Exercise objective >> Quote, verbatim, all material below, without pictures.

^^^^^^^^

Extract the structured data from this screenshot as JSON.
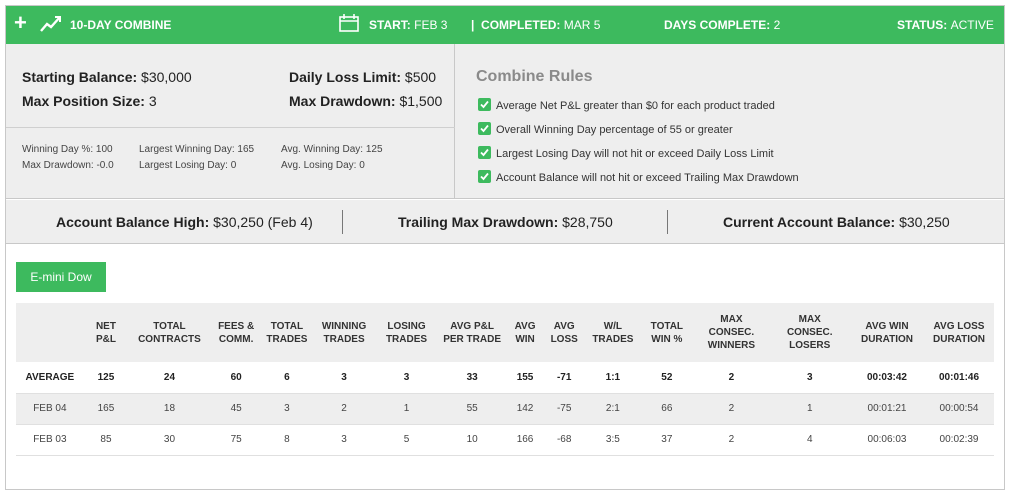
{
  "header": {
    "title": "10-DAY COMBINE",
    "start_label": "START:",
    "start_value": "FEB 3",
    "completed_label": "COMPLETED:",
    "completed_value": "MAR 5",
    "days_label": "DAYS COMPLETE:",
    "days_value": "2",
    "status_label": "STATUS:",
    "status_value": "ACTIVE"
  },
  "account": {
    "starting_balance_label": "Starting Balance:",
    "starting_balance": "$30,000",
    "daily_loss_limit_label": "Daily Loss Limit:",
    "daily_loss_limit": "$500",
    "max_position_label": "Max Position Size:",
    "max_position": "3",
    "max_drawdown_label": "Max Drawdown:",
    "max_drawdown": "$1,500"
  },
  "stats": {
    "winning_day_pct": "Winning Day %: 100",
    "max_drawdown": "Max Drawdown: -0.0",
    "largest_winning_day": "Largest Winning Day: 165",
    "largest_losing_day": "Largest Losing Day: 0",
    "avg_winning_day": "Avg. Winning Day: 125",
    "avg_losing_day": "Avg. Losing Day: 0"
  },
  "rules": {
    "title": "Combine Rules",
    "items": [
      "Average Net P&L greater than $0 for each product traded",
      "Overall Winning Day percentage of 55 or greater",
      "Largest Losing Day will not hit or exceed Daily Loss Limit",
      "Account Balance will not hit or exceed Trailing Max Drawdown"
    ]
  },
  "summary": {
    "high_label": "Account Balance High:",
    "high_value": "$30,250 (Feb 4)",
    "trailing_label": "Trailing Max Drawdown:",
    "trailing_value": "$28,750",
    "current_label": "Current Account Balance:",
    "current_value": "$30,250"
  },
  "product_button": "E-mini Dow",
  "table": {
    "headers": [
      "",
      "NET\nP&L",
      "TOTAL\nCONTRACTS",
      "FEES &\nCOMM.",
      "TOTAL\nTRADES",
      "WINNING\nTRADES",
      "LOSING\nTRADES",
      "AVG P&L\nPER TRADE",
      "AVG\nWIN",
      "AVG\nLOSS",
      "W/L\nTRADES",
      "TOTAL\nWIN %",
      "MAX\nCONSEC.\nWINNERS",
      "MAX\nCONSEC.\nLOSERS",
      "AVG WIN\nDURATION",
      "AVG LOSS\nDURATION"
    ],
    "rows": [
      [
        "AVERAGE",
        "125",
        "24",
        "60",
        "6",
        "3",
        "3",
        "33",
        "155",
        "-71",
        "1:1",
        "52",
        "2",
        "3",
        "00:03:42",
        "00:01:46"
      ],
      [
        "FEB 04",
        "165",
        "18",
        "45",
        "3",
        "2",
        "1",
        "55",
        "142",
        "-75",
        "2:1",
        "66",
        "2",
        "1",
        "00:01:21",
        "00:00:54"
      ],
      [
        "FEB 03",
        "85",
        "30",
        "75",
        "8",
        "3",
        "5",
        "10",
        "166",
        "-68",
        "3:5",
        "37",
        "2",
        "4",
        "00:06:03",
        "00:02:39"
      ]
    ]
  }
}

^^^^^^^^

Result for this exercise >>
Extract the structured data from this screenshot as JSON.
{
  "header": {
    "title": "10-DAY COMBINE",
    "start_label": "START:",
    "start_value": "FEB 3",
    "completed_label": "COMPLETED:",
    "completed_value": "MAR 5",
    "days_label": "DAYS COMPLETE:",
    "days_value": "2",
    "status_label": "STATUS:",
    "status_value": "ACTIVE"
  },
  "account": {
    "starting_balance_label": "Starting Balance:",
    "starting_balance": "$30,000",
    "daily_loss_limit_label": "Daily Loss Limit:",
    "daily_loss_limit": "$500",
    "max_position_label": "Max Position Size:",
    "max_position": "3",
    "max_drawdown_label": "Max Drawdown:",
    "max_drawdown": "$1,500"
  },
  "stats": {
    "winning_day_pct": "Winning Day %: 100",
    "max_drawdown": "Max Drawdown: -0.0",
    "largest_winning_day": "Largest Winning Day: 165",
    "largest_losing_day": "Largest Losing Day: 0",
    "avg_winning_day": "Avg. Winning Day: 125",
    "avg_losing_day": "Avg. Losing Day: 0"
  },
  "rules": {
    "title": "Combine Rules",
    "items": [
      "Average Net P&L greater than $0 for each product traded",
      "Overall Winning Day percentage of 55 or greater",
      "Largest Losing Day will not hit or exceed Daily Loss Limit",
      "Account Balance will not hit or exceed Trailing Max Drawdown"
    ]
  },
  "summary": {
    "high_label": "Account Balance High:",
    "high_value": "$30,250 (Feb 4)",
    "trailing_label": "Trailing Max Drawdown:",
    "trailing_value": "$28,750",
    "current_label": "Current Account Balance:",
    "current_value": "$30,250"
  },
  "product_button": "E-mini Dow",
  "table": {
    "headers": [
      "",
      "NET\nP&L",
      "TOTAL\nCONTRACTS",
      "FEES &\nCOMM.",
      "TOTAL\nTRADES",
      "WINNING\nTRADES",
      "LOSING\nTRADES",
      "AVG P&L\nPER TRADE",
      "AVG\nWIN",
      "AVG\nLOSS",
      "W/L\nTRADES",
      "TOTAL\nWIN %",
      "MAX\nCONSEC.\nWINNERS",
      "MAX\nCONSEC.\nLOSERS",
      "AVG WIN\nDURATION",
      "AVG LOSS\nDURATION"
    ],
    "rows": [
      [
        "AVERAGE",
        "125",
        "24",
        "60",
        "6",
        "3",
        "3",
        "33",
        "155",
        "-71",
        "1:1",
        "52",
        "2",
        "3",
        "00:03:42",
        "00:01:46"
      ],
      [
        "FEB 04",
        "165",
        "18",
        "45",
        "3",
        "2",
        "1",
        "55",
        "142",
        "-75",
        "2:1",
        "66",
        "2",
        "1",
        "00:01:21",
        "00:00:54"
      ],
      [
        "FEB 03",
        "85",
        "30",
        "75",
        "8",
        "3",
        "5",
        "10",
        "166",
        "-68",
        "3:5",
        "37",
        "2",
        "4",
        "00:06:03",
        "00:02:39"
      ]
    ]
  }
}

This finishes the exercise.